═══ Supplied records

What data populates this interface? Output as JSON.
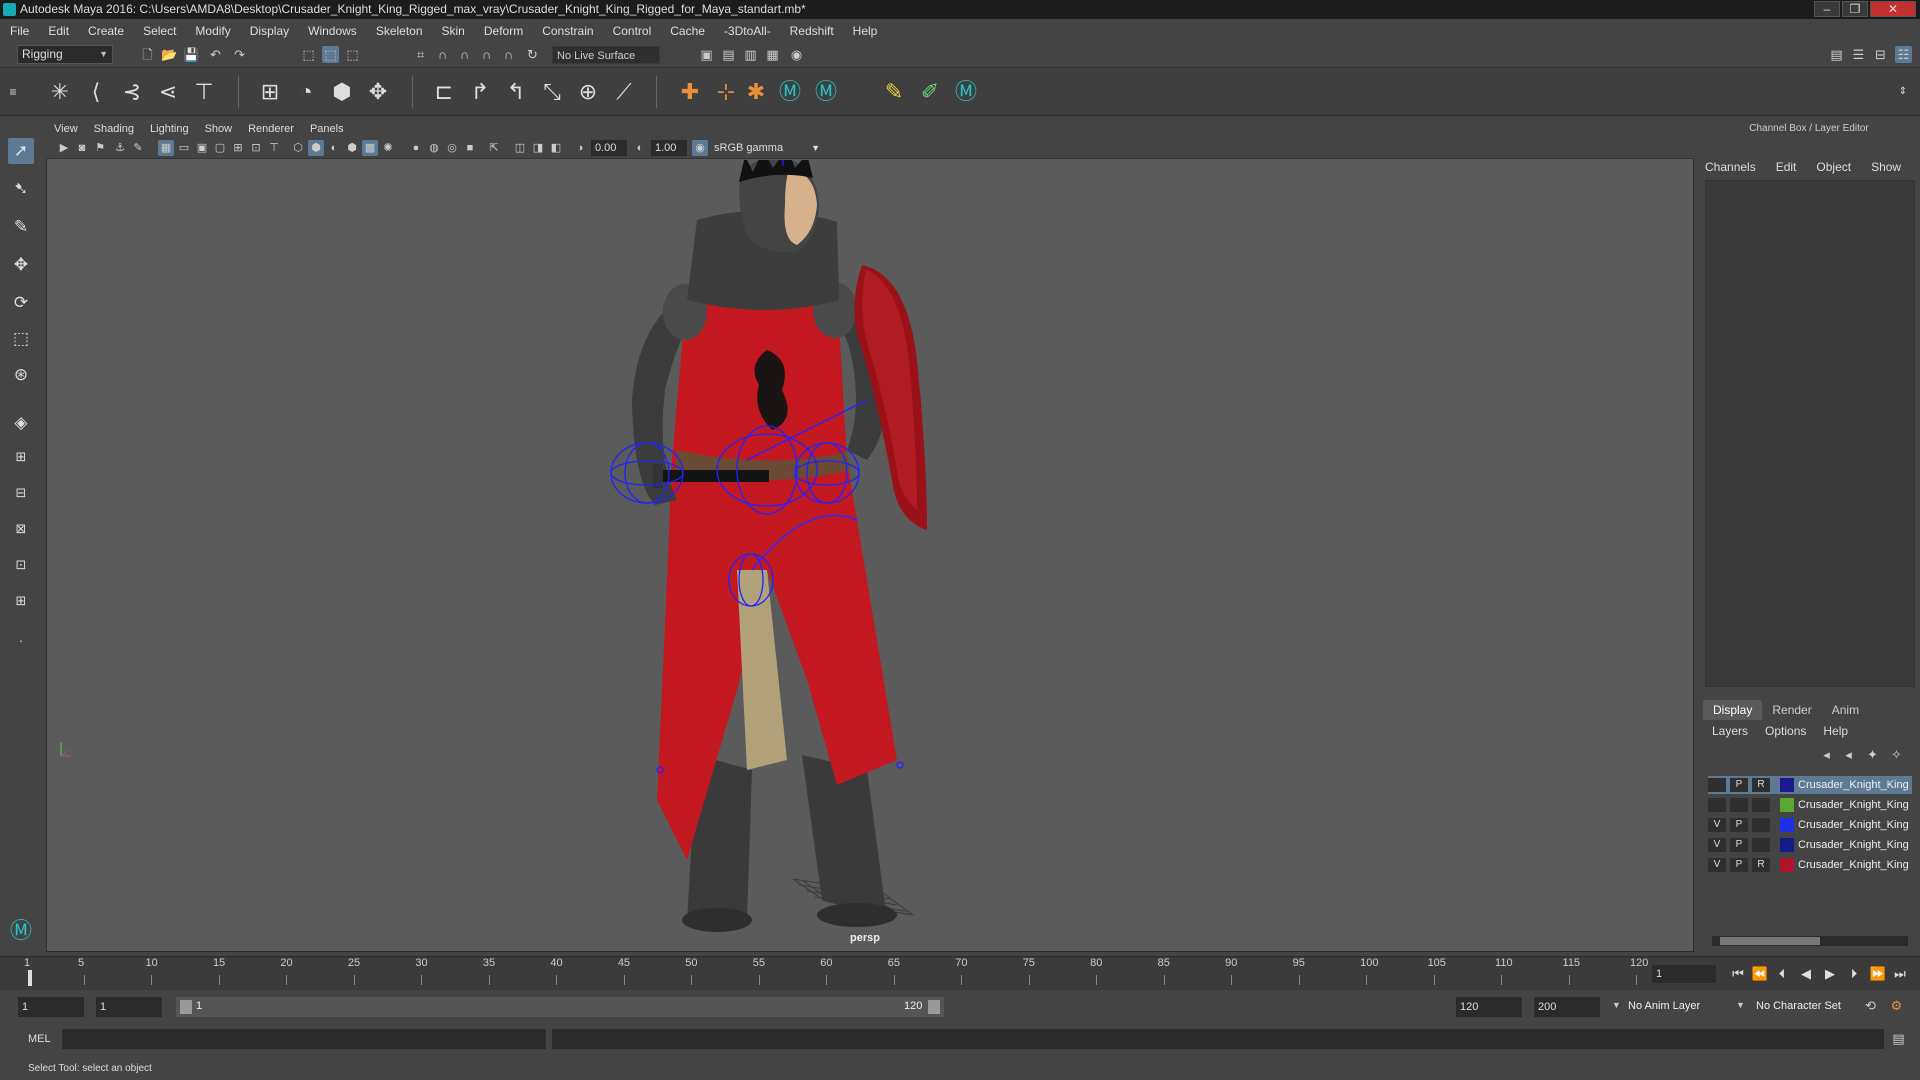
{
  "window": {
    "title": "Autodesk Maya 2016: C:\\Users\\AMDA8\\Desktop\\Crusader_Knight_King_Rigged_max_vray\\Crusader_Knight_King_Rigged_for_Maya_standart.mb*",
    "minimize": "–",
    "maximize": "❐",
    "close": "✕"
  },
  "menubar": {
    "items": [
      "File",
      "Edit",
      "Create",
      "Select",
      "Modify",
      "Display",
      "Windows",
      "Skeleton",
      "Skin",
      "Deform",
      "Constrain",
      "Control",
      "Cache",
      "-3DtoAll-",
      "Redshift",
      "Help"
    ]
  },
  "statusline": {
    "mode": "Rigging",
    "live_surface": "No Live Surface"
  },
  "viewport": {
    "menus": [
      "View",
      "Shading",
      "Lighting",
      "Show",
      "Renderer",
      "Panels"
    ],
    "exposure": "0.00",
    "gamma": "1.00",
    "color_space": "sRGB gamma",
    "camera": "persp"
  },
  "channelbox": {
    "title": "Channel Box / Layer Editor",
    "tabs": [
      "Channels",
      "Edit",
      "Object",
      "Show"
    ]
  },
  "layer_editor": {
    "tabs": [
      "Display",
      "Render",
      "Anim"
    ],
    "active_tab": "Display",
    "menus": [
      "Layers",
      "Options",
      "Help"
    ],
    "layers": [
      {
        "v": "",
        "p": "P",
        "r": "R",
        "color": "#1a1a8c",
        "name": "Crusader_Knight_King",
        "selected": true
      },
      {
        "v": "",
        "p": "",
        "r": "",
        "color": "#5aa832",
        "name": "Crusader_Knight_King",
        "selected": false
      },
      {
        "v": "V",
        "p": "P",
        "r": "",
        "color": "#1f2fe6",
        "name": "Crusader_Knight_King",
        "selected": false
      },
      {
        "v": "V",
        "p": "P",
        "r": "",
        "color": "#141c8a",
        "name": "Crusader_Knight_King",
        "selected": false
      },
      {
        "v": "V",
        "p": "P",
        "r": "R",
        "color": "#b0142a",
        "name": "Crusader_Knight_King",
        "selected": false
      }
    ]
  },
  "timeslider": {
    "ticks": [
      "1",
      "5",
      "10",
      "15",
      "20",
      "25",
      "30",
      "35",
      "40",
      "45",
      "50",
      "55",
      "60",
      "65",
      "70",
      "75",
      "80",
      "85",
      "90",
      "95",
      "100",
      "105",
      "110",
      "115",
      "120"
    ],
    "current_time": "1"
  },
  "range": {
    "start": "1",
    "playback_start": "1",
    "slider_start": "1",
    "slider_end": "120",
    "playback_end": "120",
    "end": "200",
    "anim_layer": "No Anim Layer",
    "character_set": "No Character Set"
  },
  "cmdline": {
    "label": "MEL"
  },
  "helpline": {
    "text": "Select Tool: select an object"
  },
  "colors": {
    "accent": "#5d7a95",
    "viewport_bg": "#5b5b5b",
    "panel_bg": "#444444"
  }
}
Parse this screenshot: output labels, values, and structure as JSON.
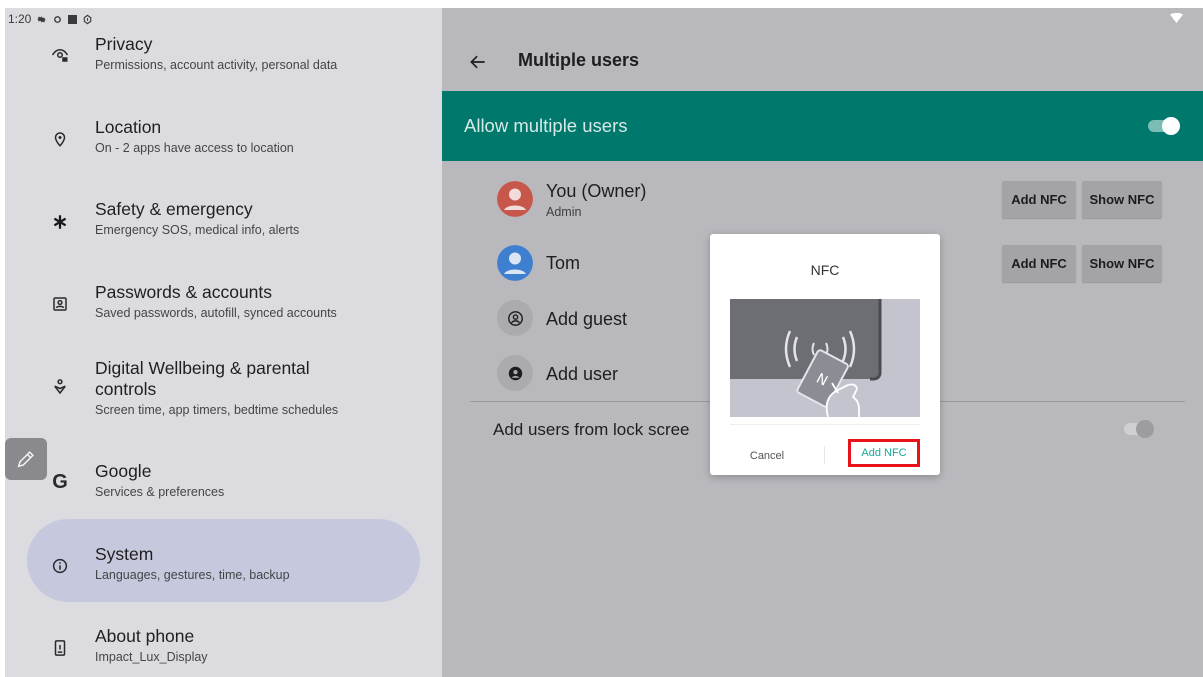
{
  "status_bar": {
    "time": "1:20"
  },
  "settings": {
    "items": [
      {
        "title": "Privacy",
        "subtitle": "Permissions, account activity, personal data",
        "icon": "privacy-icon"
      },
      {
        "title": "Location",
        "subtitle": "On - 2 apps have access to location",
        "icon": "location-pin-icon"
      },
      {
        "title": "Safety & emergency",
        "subtitle": "Emergency SOS, medical info, alerts",
        "icon": "asterisk-icon"
      },
      {
        "title": "Passwords & accounts",
        "subtitle": "Saved passwords, autofill, synced accounts",
        "icon": "account-box-icon"
      },
      {
        "title": "Digital Wellbeing & parental",
        "title_line2": "controls",
        "subtitle": "Screen time, app timers, bedtime schedules",
        "icon": "wellbeing-icon"
      },
      {
        "title": "Google",
        "subtitle": "Services & preferences",
        "icon": "google-g-icon"
      },
      {
        "title": "System",
        "subtitle": "Languages, gestures, time, backup",
        "icon": "info-circle-icon",
        "selected": true
      },
      {
        "title": "About phone",
        "subtitle": "Impact_Lux_Display",
        "icon": "phone-icon"
      }
    ]
  },
  "multiple_users": {
    "title": "Multiple users",
    "allow_label": "Allow multiple users",
    "allow_enabled": true,
    "users": [
      {
        "name": "You (Owner)",
        "role": "Admin",
        "avatar_color": "#c8574b",
        "add_btn": "Add NFC",
        "show_btn": "Show NFC"
      },
      {
        "name": "Tom",
        "role": "",
        "avatar_color": "#3f7fd0",
        "add_btn": "Add NFC",
        "show_btn": "Show NFC"
      }
    ],
    "add_guest": "Add guest",
    "add_user": "Add user",
    "lock_screen_label": "Add users from lock scree",
    "lock_screen_enabled": false
  },
  "dialog": {
    "title": "NFC",
    "cancel": "Cancel",
    "confirm": "Add NFC"
  },
  "colors": {
    "accent_teal": "#00786c",
    "highlight_red": "#e8131a",
    "confirm_text": "#15a99a"
  }
}
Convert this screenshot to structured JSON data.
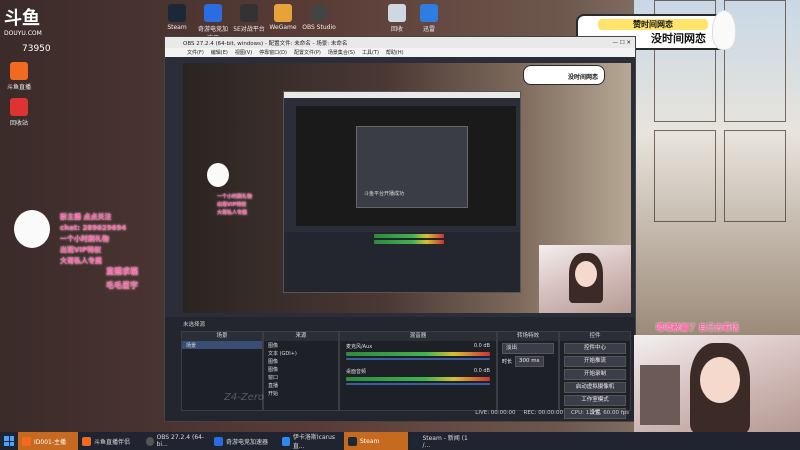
{
  "desktop": {
    "logo": {
      "main": "斗鱼",
      "sub": "DOUYU.COM"
    },
    "room_number": "73950",
    "icons": [
      {
        "label": "Steam"
      },
      {
        "label": "奇游电竞加速器"
      },
      {
        "label": "5E对战平台"
      },
      {
        "label": "WeGame"
      },
      {
        "label": "OBS Studio"
      },
      {
        "label": "回收"
      },
      {
        "label": "迅雷"
      }
    ],
    "left_icons": [
      {
        "label": "斗鱼直播"
      },
      {
        "label": "回收站"
      }
    ]
  },
  "overlay": {
    "banner_top": "赞时间网恋",
    "banner_main": "没时间网恋",
    "left_chat": [
      "新主播 点点关注",
      "chat: 289029694",
      "一个小时刷礼物",
      "出现VIP特权",
      "大哥私人专属"
    ],
    "left_tag": "直播求福",
    "left_tag2": "毛毛星宇",
    "right_text": "嘻嘻被骗了 自己去看话",
    "watermark": "Z4-Zero"
  },
  "obs": {
    "title": "OBS 27.2.4 (64-bit, windows) - 配置文件: 未命名 - 场景: 未命名",
    "menu": [
      "文件(F)",
      "编辑(E)",
      "视图(V)",
      "停靠窗口(D)",
      "配置文件(P)",
      "场景集合(S)",
      "工具(T)",
      "帮助(H)"
    ],
    "preview_label": "斗鱼平台开播成功",
    "scenes_header": "场景",
    "scenes": [
      "场景"
    ],
    "sources_header": "来源",
    "sources": [
      "图像",
      "文本 (GDI+)",
      "图像",
      "图像",
      "窗口",
      "直播",
      "开始"
    ],
    "mixer_header": "混音器",
    "mixer": [
      {
        "name": "麦克风/Aux",
        "db": "0.0 dB"
      },
      {
        "name": "桌面音频",
        "db": "0.0 dB"
      }
    ],
    "transitions_header": "转场特效",
    "transition_value": "淡出",
    "duration_label": "时长",
    "duration_value": "300 ms",
    "controls_header": "控件",
    "controls": [
      "控件中心",
      "开始推流",
      "开始录制",
      "启动虚拟摄像机",
      "工作室模式",
      "设置",
      "退出"
    ],
    "status": [
      "LIVE: 00:00:00",
      "REC: 00:00:00",
      "CPU: 1.5%, 60.00 fps"
    ],
    "no_source": "未选择源"
  },
  "taskbar": {
    "items": [
      {
        "label": "ID001-主播",
        "active": true
      },
      {
        "label": "斗鱼直播伴侣",
        "active": false
      },
      {
        "label": "OBS 27.2.4 (64-bi...",
        "active": false
      },
      {
        "label": "奇游电竞加速器",
        "active": false
      },
      {
        "label": "伊卡洛斯Icarus直...",
        "active": false
      },
      {
        "label": "Steam",
        "active": true
      },
      {
        "label": "Steam - 新闻 (1 /...",
        "active": false
      }
    ]
  },
  "colors": {
    "accent": "#c56a1e",
    "pink": "#ff5fa6",
    "obs_bg": "#2b2e38"
  }
}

══════

What to produce: Copy out every line of the material above that mentions the word "accounts".

Answer to this exercise:
        "title": "Passwords & accounts",
        "subtitle": "Saved passwords, autofill, synced accounts",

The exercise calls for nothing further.